# Data extracted from a collection

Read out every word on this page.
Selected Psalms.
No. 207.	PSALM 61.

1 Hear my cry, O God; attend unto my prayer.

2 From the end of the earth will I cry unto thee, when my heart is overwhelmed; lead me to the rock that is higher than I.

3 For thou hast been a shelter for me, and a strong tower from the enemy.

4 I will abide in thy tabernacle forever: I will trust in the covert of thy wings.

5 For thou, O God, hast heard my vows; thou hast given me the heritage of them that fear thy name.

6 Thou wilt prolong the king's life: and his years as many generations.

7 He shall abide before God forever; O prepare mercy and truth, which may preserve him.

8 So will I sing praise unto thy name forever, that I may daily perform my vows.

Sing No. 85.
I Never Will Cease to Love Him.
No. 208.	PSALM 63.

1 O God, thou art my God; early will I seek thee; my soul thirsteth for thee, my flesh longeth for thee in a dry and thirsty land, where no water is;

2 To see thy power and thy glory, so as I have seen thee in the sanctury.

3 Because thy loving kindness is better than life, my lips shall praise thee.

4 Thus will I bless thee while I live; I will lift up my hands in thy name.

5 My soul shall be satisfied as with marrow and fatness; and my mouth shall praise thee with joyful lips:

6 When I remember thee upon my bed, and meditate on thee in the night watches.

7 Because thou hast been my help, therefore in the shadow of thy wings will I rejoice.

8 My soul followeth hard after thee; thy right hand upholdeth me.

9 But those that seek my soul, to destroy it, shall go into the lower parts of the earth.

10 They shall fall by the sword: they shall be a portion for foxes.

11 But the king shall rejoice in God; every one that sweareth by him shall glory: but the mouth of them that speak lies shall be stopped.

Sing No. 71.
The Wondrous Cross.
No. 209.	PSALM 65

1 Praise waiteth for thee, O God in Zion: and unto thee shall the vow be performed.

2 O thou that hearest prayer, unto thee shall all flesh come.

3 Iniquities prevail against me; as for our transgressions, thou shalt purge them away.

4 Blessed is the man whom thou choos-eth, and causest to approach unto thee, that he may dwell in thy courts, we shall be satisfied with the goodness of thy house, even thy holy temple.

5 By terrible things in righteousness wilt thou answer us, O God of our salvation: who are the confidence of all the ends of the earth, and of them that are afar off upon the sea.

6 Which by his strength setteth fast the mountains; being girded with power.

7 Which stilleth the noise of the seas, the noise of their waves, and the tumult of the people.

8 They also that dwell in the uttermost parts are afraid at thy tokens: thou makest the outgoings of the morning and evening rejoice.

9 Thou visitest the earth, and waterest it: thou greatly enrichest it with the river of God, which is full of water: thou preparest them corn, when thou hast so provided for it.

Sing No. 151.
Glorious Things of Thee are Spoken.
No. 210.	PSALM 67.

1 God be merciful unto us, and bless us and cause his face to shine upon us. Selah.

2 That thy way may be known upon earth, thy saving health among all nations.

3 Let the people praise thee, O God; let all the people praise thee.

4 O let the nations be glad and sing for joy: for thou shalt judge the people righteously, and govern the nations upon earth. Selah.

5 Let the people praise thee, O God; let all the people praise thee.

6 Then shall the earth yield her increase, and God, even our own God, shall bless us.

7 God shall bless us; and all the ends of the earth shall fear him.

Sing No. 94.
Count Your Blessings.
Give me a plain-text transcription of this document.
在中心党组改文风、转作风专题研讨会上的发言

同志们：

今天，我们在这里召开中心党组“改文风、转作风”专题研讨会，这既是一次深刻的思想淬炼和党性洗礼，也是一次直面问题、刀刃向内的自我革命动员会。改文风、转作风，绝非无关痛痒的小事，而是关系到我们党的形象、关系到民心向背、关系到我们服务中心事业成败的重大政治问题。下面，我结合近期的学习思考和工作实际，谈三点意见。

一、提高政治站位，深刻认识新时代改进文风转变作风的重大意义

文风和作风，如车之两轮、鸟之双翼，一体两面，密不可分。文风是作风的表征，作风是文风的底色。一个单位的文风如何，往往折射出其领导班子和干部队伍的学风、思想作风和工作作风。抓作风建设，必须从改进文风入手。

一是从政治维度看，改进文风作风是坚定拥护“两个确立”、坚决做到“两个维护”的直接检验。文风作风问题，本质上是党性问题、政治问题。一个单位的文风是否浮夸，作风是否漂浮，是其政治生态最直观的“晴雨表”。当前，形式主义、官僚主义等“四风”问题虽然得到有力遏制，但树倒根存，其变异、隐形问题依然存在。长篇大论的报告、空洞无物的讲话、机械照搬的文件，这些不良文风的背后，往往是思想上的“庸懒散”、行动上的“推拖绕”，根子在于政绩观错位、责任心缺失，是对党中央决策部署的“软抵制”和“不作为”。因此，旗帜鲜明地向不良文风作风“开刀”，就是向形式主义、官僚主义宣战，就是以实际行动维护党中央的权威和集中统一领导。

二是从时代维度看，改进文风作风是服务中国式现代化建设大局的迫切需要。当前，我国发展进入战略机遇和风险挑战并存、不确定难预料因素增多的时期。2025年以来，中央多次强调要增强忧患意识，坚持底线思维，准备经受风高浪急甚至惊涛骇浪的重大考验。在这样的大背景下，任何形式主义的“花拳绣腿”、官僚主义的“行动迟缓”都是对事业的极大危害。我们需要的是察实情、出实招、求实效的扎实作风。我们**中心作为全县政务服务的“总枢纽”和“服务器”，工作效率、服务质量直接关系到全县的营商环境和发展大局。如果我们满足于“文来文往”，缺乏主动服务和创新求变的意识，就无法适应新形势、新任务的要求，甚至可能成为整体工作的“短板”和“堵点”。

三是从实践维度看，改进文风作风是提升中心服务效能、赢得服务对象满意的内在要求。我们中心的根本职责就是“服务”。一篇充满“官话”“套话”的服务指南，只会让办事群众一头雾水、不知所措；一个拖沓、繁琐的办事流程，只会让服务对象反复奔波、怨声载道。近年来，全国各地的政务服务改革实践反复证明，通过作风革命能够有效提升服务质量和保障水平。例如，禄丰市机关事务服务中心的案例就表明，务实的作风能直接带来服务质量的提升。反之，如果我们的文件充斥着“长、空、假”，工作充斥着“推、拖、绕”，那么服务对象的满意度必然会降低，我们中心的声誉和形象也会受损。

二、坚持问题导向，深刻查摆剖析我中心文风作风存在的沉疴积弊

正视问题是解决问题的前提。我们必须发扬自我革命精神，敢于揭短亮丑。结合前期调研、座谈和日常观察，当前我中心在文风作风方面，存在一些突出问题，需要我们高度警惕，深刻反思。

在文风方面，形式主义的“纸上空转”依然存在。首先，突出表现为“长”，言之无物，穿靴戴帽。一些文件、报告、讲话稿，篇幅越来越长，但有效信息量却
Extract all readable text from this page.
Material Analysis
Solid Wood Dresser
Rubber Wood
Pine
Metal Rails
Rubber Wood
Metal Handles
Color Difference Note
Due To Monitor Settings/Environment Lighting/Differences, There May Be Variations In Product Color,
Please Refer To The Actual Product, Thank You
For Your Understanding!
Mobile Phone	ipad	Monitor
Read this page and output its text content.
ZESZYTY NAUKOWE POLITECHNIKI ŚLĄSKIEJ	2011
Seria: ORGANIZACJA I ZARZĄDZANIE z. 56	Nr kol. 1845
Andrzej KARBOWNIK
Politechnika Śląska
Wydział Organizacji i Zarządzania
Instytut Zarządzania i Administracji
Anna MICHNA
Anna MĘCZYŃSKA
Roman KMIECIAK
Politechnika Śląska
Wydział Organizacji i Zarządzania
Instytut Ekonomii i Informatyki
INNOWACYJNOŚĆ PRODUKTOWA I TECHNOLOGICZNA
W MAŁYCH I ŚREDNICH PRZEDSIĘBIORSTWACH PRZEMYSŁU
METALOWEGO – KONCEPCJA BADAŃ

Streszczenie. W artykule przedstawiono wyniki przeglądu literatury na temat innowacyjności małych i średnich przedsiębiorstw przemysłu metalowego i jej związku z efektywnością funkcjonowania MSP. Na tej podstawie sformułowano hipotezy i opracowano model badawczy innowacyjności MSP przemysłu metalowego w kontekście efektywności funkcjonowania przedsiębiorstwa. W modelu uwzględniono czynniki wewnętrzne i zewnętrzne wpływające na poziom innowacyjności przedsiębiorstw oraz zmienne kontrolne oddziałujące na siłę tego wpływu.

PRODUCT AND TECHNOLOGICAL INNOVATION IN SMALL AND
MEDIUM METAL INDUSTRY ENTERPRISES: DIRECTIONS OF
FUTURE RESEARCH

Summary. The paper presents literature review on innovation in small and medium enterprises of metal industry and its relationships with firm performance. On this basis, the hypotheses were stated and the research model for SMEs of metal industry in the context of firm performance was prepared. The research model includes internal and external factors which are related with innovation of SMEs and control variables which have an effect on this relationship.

# Written exercise
Of the lines in this listing, report how many contain the string "life", and give the number only.

# Response to this task
2